Write out the listing below exactly, and omit any images you find in it.

..............................

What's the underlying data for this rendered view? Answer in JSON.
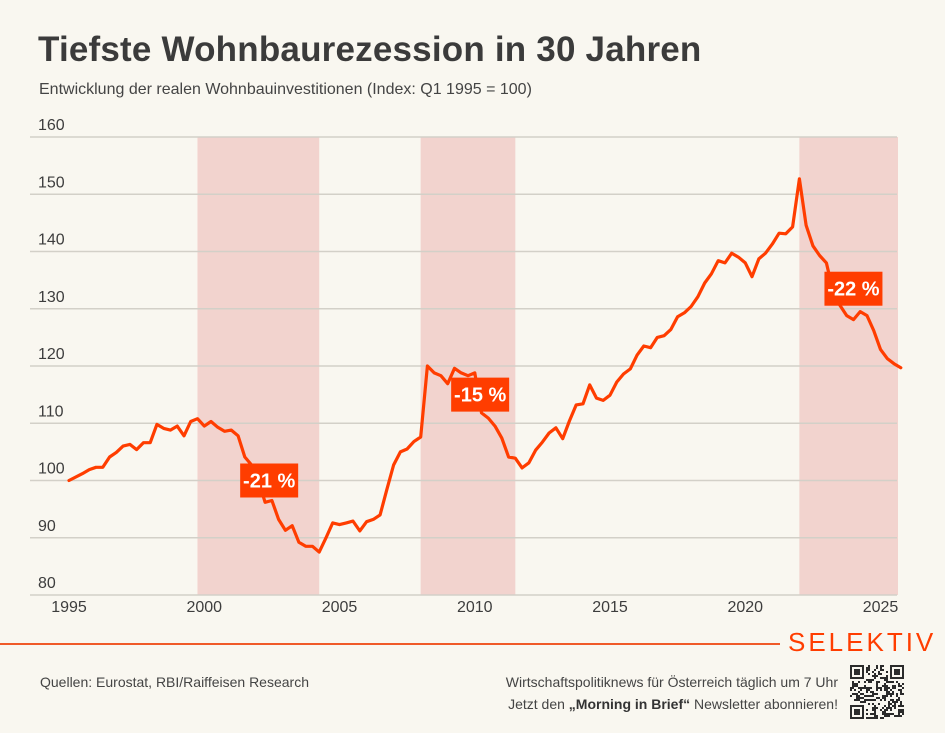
{
  "header": {
    "title": "Tiefste Wohnbaurezession in 30 Jahren",
    "subtitle": "Entwicklung der realen Wohnbauinvestitionen (Index: Q1 1995 = 100)"
  },
  "chart_data": {
    "type": "line",
    "title": "Tiefste Wohnbaurezession in 30 Jahren",
    "subtitle": "Entwicklung der realen Wohnbauinvestitionen (Index: Q1 1995 = 100)",
    "xlabel": "",
    "ylabel": "",
    "xlim": [
      1995,
      2025.75
    ],
    "ylim": [
      80,
      160
    ],
    "grid": true,
    "yticks": [
      "80",
      "90",
      "100",
      "110",
      "120",
      "130",
      "140",
      "150",
      "160"
    ],
    "yticks_values": [
      80,
      90,
      100,
      110,
      120,
      130,
      140,
      150,
      160
    ],
    "xticks": [
      "1995",
      "2000",
      "2005",
      "2010",
      "2015",
      "2020",
      "2025"
    ],
    "xticks_values": [
      1995,
      2000,
      2005,
      2010,
      2015,
      2020,
      2025
    ],
    "colors": {
      "line": "#ff3d00",
      "shade": "#f2d3ce",
      "grid": "#d3d0c8",
      "label_bg": "#ff3d00"
    },
    "recession_periods": [
      {
        "start": 1999.75,
        "end": 2004.25
      },
      {
        "start": 2008.0,
        "end": 2011.5
      },
      {
        "start": 2022.0,
        "end": 2025.75
      }
    ],
    "annotations": [
      {
        "text": "-21 %",
        "x": 2002.4,
        "y": 100
      },
      {
        "text": "-15 %",
        "x": 2010.2,
        "y": 115
      },
      {
        "text": "-22 %",
        "x": 2024.0,
        "y": 133.5
      }
    ],
    "series": [
      {
        "name": "Reale Wohnbauinvestitionen",
        "x": [
          1995.0,
          1995.5,
          1995.75,
          1996.0,
          1996.25,
          1996.5,
          1996.75,
          1997.0,
          1997.25,
          1997.5,
          1997.75,
          1998.0,
          1998.25,
          1998.5,
          1998.75,
          1999.0,
          1999.25,
          1999.5,
          1999.75,
          2000.0,
          2000.25,
          2000.5,
          2000.75,
          2001.0,
          2001.25,
          2001.5,
          2001.75,
          2002.0,
          2002.25,
          2002.5,
          2002.75,
          2003.0,
          2003.25,
          2003.5,
          2003.75,
          2004.0,
          2004.25,
          2004.5,
          2004.75,
          2005.0,
          2005.25,
          2005.5,
          2005.75,
          2006.0,
          2006.25,
          2006.5,
          2006.75,
          2007.0,
          2007.25,
          2007.5,
          2007.75,
          2008.0,
          2008.25,
          2008.5,
          2008.75,
          2009.0,
          2009.25,
          2009.5,
          2009.75,
          2010.0,
          2010.25,
          2010.5,
          2010.75,
          2011.0,
          2011.25,
          2011.5,
          2011.75,
          2012.0,
          2012.25,
          2012.5,
          2012.75,
          2013.0,
          2013.25,
          2013.5,
          2013.75,
          2014.0,
          2014.25,
          2014.5,
          2014.75,
          2015.0,
          2015.25,
          2015.5,
          2015.75,
          2016.0,
          2016.25,
          2016.5,
          2016.75,
          2017.0,
          2017.25,
          2017.5,
          2017.75,
          2018.0,
          2018.25,
          2018.5,
          2018.75,
          2019.0,
          2019.25,
          2019.5,
          2019.75,
          2020.0,
          2020.25,
          2020.5,
          2020.75,
          2021.0,
          2021.25,
          2021.5,
          2021.75,
          2022.0,
          2022.25,
          2022.5,
          2022.75,
          2023.0,
          2023.25,
          2023.5,
          2023.75,
          2024.0,
          2024.25,
          2024.5,
          2024.75,
          2025.0,
          2025.25,
          2025.5,
          2025.75
        ],
        "values": [
          100.0,
          101.2,
          101.9,
          102.3,
          102.3,
          104.1,
          104.9,
          106.0,
          106.3,
          105.4,
          106.6,
          106.6,
          109.8,
          109.1,
          108.8,
          109.5,
          107.8,
          110.3,
          110.8,
          109.5,
          110.3,
          109.3,
          108.6,
          108.8,
          107.8,
          104.1,
          102.7,
          100.0,
          96.2,
          96.5,
          93.2,
          91.3,
          92.1,
          89.2,
          88.5,
          88.5,
          87.5,
          90.0,
          92.6,
          92.3,
          92.6,
          92.9,
          91.2,
          92.8,
          93.2,
          94.0,
          98.4,
          102.7,
          105.0,
          105.5,
          106.8,
          107.6,
          120.0,
          118.8,
          118.3,
          116.9,
          119.6,
          118.8,
          118.3,
          118.8,
          111.8,
          110.9,
          109.5,
          107.4,
          104.1,
          103.9,
          102.2,
          103.1,
          105.3,
          106.7,
          108.3,
          109.2,
          107.3,
          110.4,
          113.2,
          113.4,
          116.7,
          114.4,
          114.0,
          114.9,
          117.2,
          118.6,
          119.5,
          121.9,
          123.5,
          123.2,
          125.0,
          125.3,
          126.4,
          128.6,
          129.3,
          130.4,
          132.1,
          134.5,
          136.1,
          138.4,
          138.0,
          139.7,
          139.0,
          138.0,
          135.6,
          138.7,
          139.7,
          141.3,
          143.2,
          143.1,
          144.3,
          152.7,
          144.6,
          141.0,
          139.3,
          138.0,
          132.9,
          130.6,
          128.8,
          128.1,
          129.5,
          128.8,
          126.2,
          122.9,
          121.3,
          120.4,
          119.7
        ]
      }
    ]
  },
  "footer": {
    "brand": "SELEKTIV",
    "source": "Quellen: Eurostat, RBI/Raiffeisen Research",
    "promo_line1": "Wirtschaftspolitiknews für Österreich täglich um 7 Uhr",
    "promo_line2_prefix": "Jetzt den ",
    "promo_line2_bold": "„Morning in Brief“",
    "promo_line2_suffix": " Newsletter abonnieren!"
  }
}
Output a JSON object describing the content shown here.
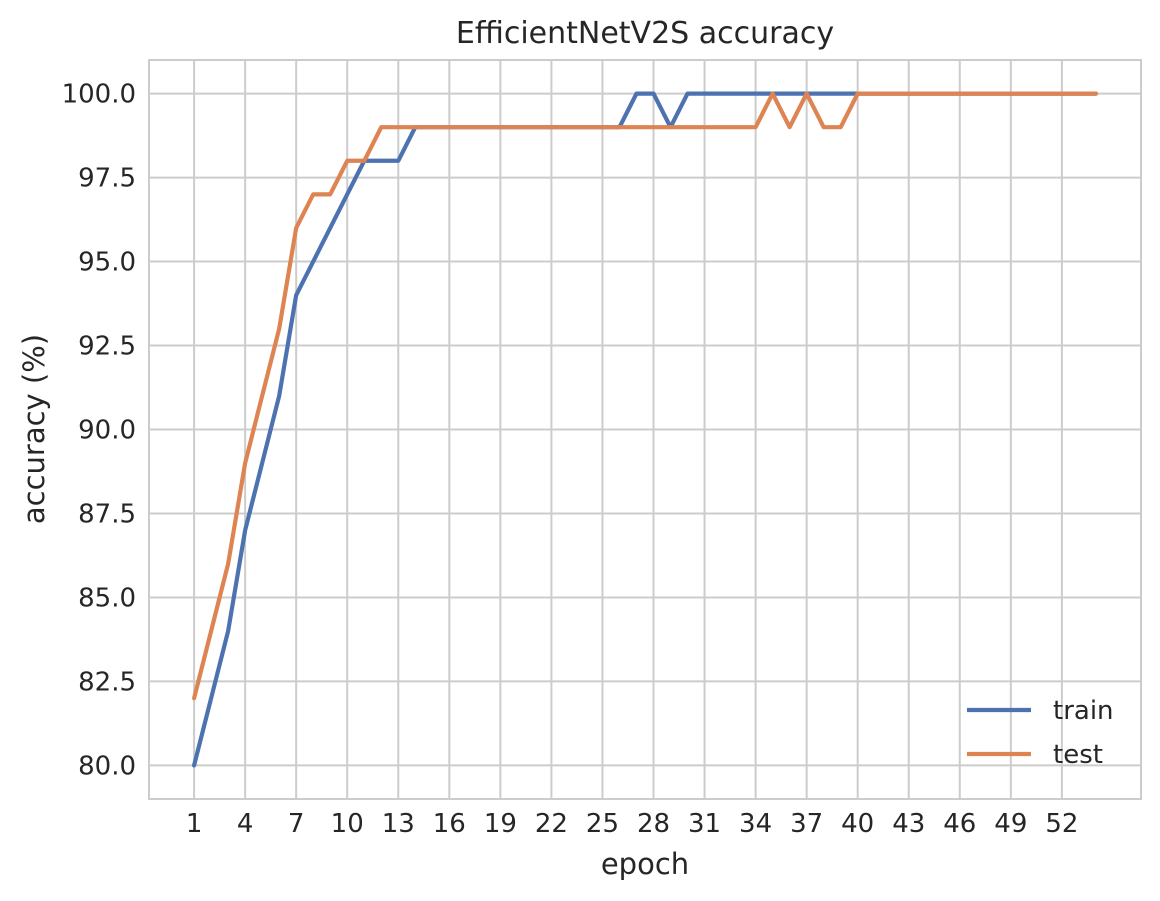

..............................

[Response below]
What's the underlying data for this rendered view? Answer in JSON.
{
  "header": {
    "title": "Tiefste Wohnbaurezession in 30 Jahren",
    "subtitle": "Entwicklung der realen Wohnbauinvestitionen (Index: Q1 1995 = 100)"
  },
  "chart_data": {
    "type": "line",
    "title": "Tiefste Wohnbaurezession in 30 Jahren",
    "subtitle": "Entwicklung der realen Wohnbauinvestitionen (Index: Q1 1995 = 100)",
    "xlabel": "",
    "ylabel": "",
    "xlim": [
      1995,
      2025.75
    ],
    "ylim": [
      80,
      160
    ],
    "grid": true,
    "yticks": [
      "80",
      "90",
      "100",
      "110",
      "120",
      "130",
      "140",
      "150",
      "160"
    ],
    "yticks_values": [
      80,
      90,
      100,
      110,
      120,
      130,
      140,
      150,
      160
    ],
    "xticks": [
      "1995",
      "2000",
      "2005",
      "2010",
      "2015",
      "2020",
      "2025"
    ],
    "xticks_values": [
      1995,
      2000,
      2005,
      2010,
      2015,
      2020,
      2025
    ],
    "colors": {
      "line": "#ff3d00",
      "shade": "#f2d3ce",
      "grid": "#d3d0c8",
      "label_bg": "#ff3d00"
    },
    "recession_periods": [
      {
        "start": 1999.75,
        "end": 2004.25
      },
      {
        "start": 2008.0,
        "end": 2011.5
      },
      {
        "start": 2022.0,
        "end": 2025.75
      }
    ],
    "annotations": [
      {
        "text": "-21 %",
        "x": 2002.4,
        "y": 100
      },
      {
        "text": "-15 %",
        "x": 2010.2,
        "y": 115
      },
      {
        "text": "-22 %",
        "x": 2024.0,
        "y": 133.5
      }
    ],
    "series": [
      {
        "name": "Reale Wohnbauinvestitionen",
        "x": [
          1995.0,
          1995.5,
          1995.75,
          1996.0,
          1996.25,
          1996.5,
          1996.75,
          1997.0,
          1997.25,
          1997.5,
          1997.75,
          1998.0,
          1998.25,
          1998.5,
          1998.75,
          1999.0,
          1999.25,
          1999.5,
          1999.75,
          2000.0,
          2000.25,
          2000.5,
          2000.75,
          2001.0,
          2001.25,
          2001.5,
          2001.75,
          2002.0,
          2002.25,
          2002.5,
          2002.75,
          2003.0,
          2003.25,
          2003.5,
          2003.75,
          2004.0,
          2004.25,
          2004.5,
          2004.75,
          2005.0,
          2005.25,
          2005.5,
          2005.75,
          2006.0,
          2006.25,
          2006.5,
          2006.75,
          2007.0,
          2007.25,
          2007.5,
          2007.75,
          2008.0,
          2008.25,
          2008.5,
          2008.75,
          2009.0,
          2009.25,
          2009.5,
          2009.75,
          2010.0,
          2010.25,
          2010.5,
          2010.75,
          2011.0,
          2011.25,
          2011.5,
          2011.75,
          2012.0,
          2012.25,
          2012.5,
          2012.75,
          2013.0,
          2013.25,
          2013.5,
          2013.75,
          2014.0,
          2014.25,
          2014.5,
          2014.75,
          2015.0,
          2015.25,
          2015.5,
          2015.75,
          2016.0,
          2016.25,
          2016.5,
          2016.75,
          2017.0,
          2017.25,
          2017.5,
          2017.75,
          2018.0,
          2018.25,
          2018.5,
          2018.75,
          2019.0,
          2019.25,
          2019.5,
          2019.75,
          2020.0,
          2020.25,
          2020.5,
          2020.75,
          2021.0,
          2021.25,
          2021.5,
          2021.75,
          2022.0,
          2022.25,
          2022.5,
          2022.75,
          2023.0,
          2023.25,
          2023.5,
          2023.75,
          2024.0,
          2024.25,
          2024.5,
          2024.75,
          2025.0,
          2025.25,
          2025.5,
          2025.75
        ],
        "values": [
          100.0,
          101.2,
          101.9,
          102.3,
          102.3,
          104.1,
          104.9,
          106.0,
          106.3,
          105.4,
          106.6,
          106.6,
          109.8,
          109.1,
          108.8,
          109.5,
          107.8,
          110.3,
          110.8,
          109.5,
          110.3,
          109.3,
          108.6,
          108.8,
          107.8,
          104.1,
          102.7,
          100.0,
          96.2,
          96.5,
          93.2,
          91.3,
          92.1,
          89.2,
          88.5,
          88.5,
          87.5,
          90.0,
          92.6,
          92.3,
          92.6,
          92.9,
          91.2,
          92.8,
          93.2,
          94.0,
          98.4,
          102.7,
          105.0,
          105.5,
          106.8,
          107.6,
          120.0,
          118.8,
          118.3,
          116.9,
          119.6,
          118.8,
          118.3,
          118.8,
          111.8,
          110.9,
          109.5,
          107.4,
          104.1,
          103.9,
          102.2,
          103.1,
          105.3,
          106.7,
          108.3,
          109.2,
          107.3,
          110.4,
          113.2,
          113.4,
          116.7,
          114.4,
          114.0,
          114.9,
          117.2,
          118.6,
          119.5,
          121.9,
          123.5,
          123.2,
          125.0,
          125.3,
          126.4,
          128.6,
          129.3,
          130.4,
          132.1,
          134.5,
          136.1,
          138.4,
          138.0,
          139.7,
          139.0,
          138.0,
          135.6,
          138.7,
          139.7,
          141.3,
          143.2,
          143.1,
          144.3,
          152.7,
          144.6,
          141.0,
          139.3,
          138.0,
          132.9,
          130.6,
          128.8,
          128.1,
          129.5,
          128.8,
          126.2,
          122.9,
          121.3,
          120.4,
          119.7
        ]
      }
    ]
  },
  "footer": {
    "brand": "SELEKTIV",
    "source": "Quellen: Eurostat, RBI/Raiffeisen Research",
    "promo_line1": "Wirtschaftspolitiknews für Österreich täglich um 7 Uhr",
    "promo_line2_prefix": "Jetzt den ",
    "promo_line2_bold": "„Morning in Brief“",
    "promo_line2_suffix": " Newsletter abonnieren!"
  }
}
Output a JSON object describing the content shown here.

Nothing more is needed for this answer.